# CHALLENGE:
Each entry below should be reproduced character for character.

[Stored entries]
>>>

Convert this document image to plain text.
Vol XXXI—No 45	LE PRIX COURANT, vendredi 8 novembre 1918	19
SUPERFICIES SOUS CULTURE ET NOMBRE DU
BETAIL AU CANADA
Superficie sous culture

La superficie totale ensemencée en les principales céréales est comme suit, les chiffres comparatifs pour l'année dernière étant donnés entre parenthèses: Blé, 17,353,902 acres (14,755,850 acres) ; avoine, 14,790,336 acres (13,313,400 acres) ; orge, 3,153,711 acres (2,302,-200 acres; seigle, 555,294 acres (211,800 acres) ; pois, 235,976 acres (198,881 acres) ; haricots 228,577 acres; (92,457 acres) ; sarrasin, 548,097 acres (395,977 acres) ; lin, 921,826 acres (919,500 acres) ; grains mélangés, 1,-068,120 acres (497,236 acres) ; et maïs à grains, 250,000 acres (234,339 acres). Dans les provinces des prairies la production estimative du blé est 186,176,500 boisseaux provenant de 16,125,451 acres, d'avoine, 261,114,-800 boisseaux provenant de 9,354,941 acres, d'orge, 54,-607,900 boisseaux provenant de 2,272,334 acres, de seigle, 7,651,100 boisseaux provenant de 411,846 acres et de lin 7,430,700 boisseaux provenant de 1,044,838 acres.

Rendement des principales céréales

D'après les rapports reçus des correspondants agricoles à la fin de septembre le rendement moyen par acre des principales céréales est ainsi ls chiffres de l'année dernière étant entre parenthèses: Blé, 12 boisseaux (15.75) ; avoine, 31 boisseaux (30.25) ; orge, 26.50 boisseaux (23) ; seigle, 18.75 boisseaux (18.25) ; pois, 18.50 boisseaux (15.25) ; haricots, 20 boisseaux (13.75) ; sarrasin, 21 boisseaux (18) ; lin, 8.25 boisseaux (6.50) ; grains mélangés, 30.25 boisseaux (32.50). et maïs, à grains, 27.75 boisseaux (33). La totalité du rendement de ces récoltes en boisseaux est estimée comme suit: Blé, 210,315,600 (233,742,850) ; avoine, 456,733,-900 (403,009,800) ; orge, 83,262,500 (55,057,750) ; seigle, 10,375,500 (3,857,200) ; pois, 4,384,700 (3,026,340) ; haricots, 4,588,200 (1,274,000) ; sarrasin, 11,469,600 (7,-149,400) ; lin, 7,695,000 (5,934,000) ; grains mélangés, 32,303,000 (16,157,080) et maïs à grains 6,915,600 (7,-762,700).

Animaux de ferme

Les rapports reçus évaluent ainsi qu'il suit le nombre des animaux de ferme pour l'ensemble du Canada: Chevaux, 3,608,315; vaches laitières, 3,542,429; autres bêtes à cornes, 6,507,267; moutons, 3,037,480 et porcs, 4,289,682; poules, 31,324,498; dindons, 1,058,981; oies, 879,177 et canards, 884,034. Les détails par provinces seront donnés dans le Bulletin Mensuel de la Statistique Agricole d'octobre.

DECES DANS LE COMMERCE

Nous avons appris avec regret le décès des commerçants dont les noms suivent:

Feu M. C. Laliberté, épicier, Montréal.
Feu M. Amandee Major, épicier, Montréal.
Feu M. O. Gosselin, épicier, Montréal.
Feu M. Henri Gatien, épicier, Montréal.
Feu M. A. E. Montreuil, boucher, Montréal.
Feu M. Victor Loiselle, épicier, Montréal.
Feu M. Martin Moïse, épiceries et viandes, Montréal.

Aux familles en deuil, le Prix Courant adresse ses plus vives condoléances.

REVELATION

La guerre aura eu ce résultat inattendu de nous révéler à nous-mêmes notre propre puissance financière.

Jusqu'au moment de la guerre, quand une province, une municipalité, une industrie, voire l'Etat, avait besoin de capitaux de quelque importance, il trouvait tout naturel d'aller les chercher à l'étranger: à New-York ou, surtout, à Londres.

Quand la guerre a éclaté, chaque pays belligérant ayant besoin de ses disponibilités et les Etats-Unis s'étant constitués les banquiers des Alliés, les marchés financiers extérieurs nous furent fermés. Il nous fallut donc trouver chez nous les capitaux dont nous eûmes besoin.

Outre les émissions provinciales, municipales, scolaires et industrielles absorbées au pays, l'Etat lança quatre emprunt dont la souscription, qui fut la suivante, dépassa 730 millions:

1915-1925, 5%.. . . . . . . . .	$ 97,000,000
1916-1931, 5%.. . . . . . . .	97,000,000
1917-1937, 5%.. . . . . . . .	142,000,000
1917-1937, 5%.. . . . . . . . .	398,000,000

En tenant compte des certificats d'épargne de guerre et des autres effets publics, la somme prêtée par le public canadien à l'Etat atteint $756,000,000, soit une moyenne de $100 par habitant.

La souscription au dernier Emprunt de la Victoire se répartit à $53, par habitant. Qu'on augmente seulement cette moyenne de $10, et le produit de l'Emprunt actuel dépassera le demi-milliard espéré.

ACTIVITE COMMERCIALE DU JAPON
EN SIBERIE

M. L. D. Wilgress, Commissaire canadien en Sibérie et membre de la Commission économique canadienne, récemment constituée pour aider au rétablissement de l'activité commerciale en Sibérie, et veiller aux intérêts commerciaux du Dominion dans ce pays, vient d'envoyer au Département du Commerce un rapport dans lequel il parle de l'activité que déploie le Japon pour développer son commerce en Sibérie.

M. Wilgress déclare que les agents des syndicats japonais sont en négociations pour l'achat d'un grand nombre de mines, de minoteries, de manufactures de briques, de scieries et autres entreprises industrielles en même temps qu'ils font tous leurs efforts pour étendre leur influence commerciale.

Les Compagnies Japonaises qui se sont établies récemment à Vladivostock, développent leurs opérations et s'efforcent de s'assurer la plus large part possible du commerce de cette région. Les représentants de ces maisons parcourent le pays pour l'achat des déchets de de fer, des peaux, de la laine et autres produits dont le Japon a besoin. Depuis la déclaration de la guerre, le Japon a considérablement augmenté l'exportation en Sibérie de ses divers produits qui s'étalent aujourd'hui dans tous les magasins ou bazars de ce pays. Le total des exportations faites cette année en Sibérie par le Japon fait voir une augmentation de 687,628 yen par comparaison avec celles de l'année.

<<<

# COMPLETED EXERCISE:
Convert this document image to plain text.
Vol XXXI—No 45	LE PRIX COURANT, vendredi 8 novembre 1918	19
SUPERFICIES SOUS CULTURE ET NOMBRE DU
BETAIL AU CANADA
Superficie sous culture

La superficie totale ensemencée en les principales céréales est comme suit, les chiffres comparatifs pour l'année dernière étant donnés entre parenthèses: Blé, 17,353,902 acres (14,755,850 acres) ; avoine, 14,790,336 acres (13,313,400 acres) ; orge, 3,153,711 acres (2,302,-200 acres; seigle, 555,294 acres (211,800 acres) ; pois, 235,976 acres (198,881 acres) ; haricots 228,577 acres; (92,457 acres) ; sarrasin, 548,097 acres (395,977 acres) ; lin, 921,826 acres (919,500 acres) ; grains mélangés, 1,-068,120 acres (497,236 acres) ; et maïs à grains, 250,000 acres (234,339 acres). Dans les provinces des prairies la production estimative du blé est 186,176,500 boisseaux provenant de 16,125,451 acres, d'avoine, 261,114,-800 boisseaux provenant de 9,354,941 acres, d'orge, 54,-607,900 boisseaux provenant de 2,272,334 acres, de seigle, 7,651,100 boisseaux provenant de 411,846 acres et de lin 7,430,700 boisseaux provenant de 1,044,838 acres.

Rendement des principales céréales

D'après les rapports reçus des correspondants agricoles à la fin de septembre le rendement moyen par acre des principales céréales est ainsi ls chiffres de l'année dernière étant entre parenthèses: Blé, 12 boisseaux (15.75) ; avoine, 31 boisseaux (30.25) ; orge, 26.50 boisseaux (23) ; seigle, 18.75 boisseaux (18.25) ; pois, 18.50 boisseaux (15.25) ; haricots, 20 boisseaux (13.75) ; sarrasin, 21 boisseaux (18) ; lin, 8.25 boisseaux (6.50) ; grains mélangés, 30.25 boisseaux (32.50). et maïs, à grains, 27.75 boisseaux (33). La totalité du rendement de ces récoltes en boisseaux est estimée comme suit: Blé, 210,315,600 (233,742,850) ; avoine, 456,733,-900 (403,009,800) ; orge, 83,262,500 (55,057,750) ; seigle, 10,375,500 (3,857,200) ; pois, 4,384,700 (3,026,340) ; haricots, 4,588,200 (1,274,000) ; sarrasin, 11,469,600 (7,-149,400) ; lin, 7,695,000 (5,934,000) ; grains mélangés, 32,303,000 (16,157,080) et maïs à grains 6,915,600 (7,-762,700).

Animaux de ferme

Les rapports reçus évaluent ainsi qu'il suit le nombre des animaux de ferme pour l'ensemble du Canada: Chevaux, 3,608,315; vaches laitières, 3,542,429; autres bêtes à cornes, 6,507,267; moutons, 3,037,480 et porcs, 4,289,682; poules, 31,324,498; dindons, 1,058,981; oies, 879,177 et canards, 884,034. Les détails par provinces seront donnés dans le Bulletin Mensuel de la Statistique Agricole d'octobre.

DECES DANS LE COMMERCE

Nous avons appris avec regret le décès des commerçants dont les noms suivent:

Feu M. C. Laliberté, épicier, Montréal.
Feu M. Amandee Major, épicier, Montréal.
Feu M. O. Gosselin, épicier, Montréal.
Feu M. Henri Gatien, épicier, Montréal.
Feu M. A. E. Montreuil, boucher, Montréal.
Feu M. Victor Loiselle, épicier, Montréal.
Feu M. Martin Moïse, épiceries et viandes, Montréal.

Aux familles en deuil, le Prix Courant adresse ses plus vives condoléances.

REVELATION

La guerre aura eu ce résultat inattendu de nous révéler à nous-mêmes notre propre puissance financière.

Jusqu'au moment de la guerre, quand une province, une municipalité, une industrie, voire l'Etat, avait besoin de capitaux de quelque importance, il trouvait tout naturel d'aller les chercher à l'étranger: à New-York ou, surtout, à Londres.

Quand la guerre a éclaté, chaque pays belligérant ayant besoin de ses disponibilités et les Etats-Unis s'étant constitués les banquiers des Alliés, les marchés financiers extérieurs nous furent fermés. Il nous fallut donc trouver chez nous les capitaux dont nous eûmes besoin.

Outre les émissions provinciales, municipales, scolaires et industrielles absorbées au pays, l'Etat lança quatre emprunt dont la souscription, qui fut la suivante, dépassa 730 millions:

1915-1925, 5%.. . . . . . . . .	$ 97,000,000
1916-1931, 5%.. . . . . . . .	97,000,000
1917-1937, 5%.. . . . . . . .	142,000,000
1917-1937, 5%.. . . . . . . . .	398,000,000

En tenant compte des certificats d'épargne de guerre et des autres effets publics, la somme prêtée par le public canadien à l'Etat atteint $756,000,000, soit une moyenne de $100 par habitant.

La souscription au dernier Emprunt de la Victoire se répartit à $53, par habitant. Qu'on augmente seulement cette moyenne de $10, et le produit de l'Emprunt actuel dépassera le demi-milliard espéré.

ACTIVITE COMMERCIALE DU JAPON
EN SIBERIE

M. L. D. Wilgress, Commissaire canadien en Sibérie et membre de la Commission économique canadienne, récemment constituée pour aider au rétablissement de l'activité commerciale en Sibérie, et veiller aux intérêts commerciaux du Dominion dans ce pays, vient d'envoyer au Département du Commerce un rapport dans lequel il parle de l'activité que déploie le Japon pour développer son commerce en Sibérie.

M. Wilgress déclare que les agents des syndicats japonais sont en négociations pour l'achat d'un grand nombre de mines, de minoteries, de manufactures de briques, de scieries et autres entreprises industrielles en même temps qu'ils font tous leurs efforts pour étendre leur influence commerciale.

Les Compagnies Japonaises qui se sont établies récemment à Vladivostock, développent leurs opérations et s'efforcent de s'assurer la plus large part possible du commerce de cette région. Les représentants de ces maisons parcourent le pays pour l'achat des déchets de de fer, des peaux, de la laine et autres produits dont le Japon a besoin. Depuis la déclaration de la guerre, le Japon a considérablement augmenté l'exportation en Sibérie de ses divers produits qui s'étalent aujourd'hui dans tous les magasins ou bazars de ce pays. Le total des exportations faites cette année en Sibérie par le Japon fait voir une augmentation de 687,628 yen par comparaison avec celles de l'année.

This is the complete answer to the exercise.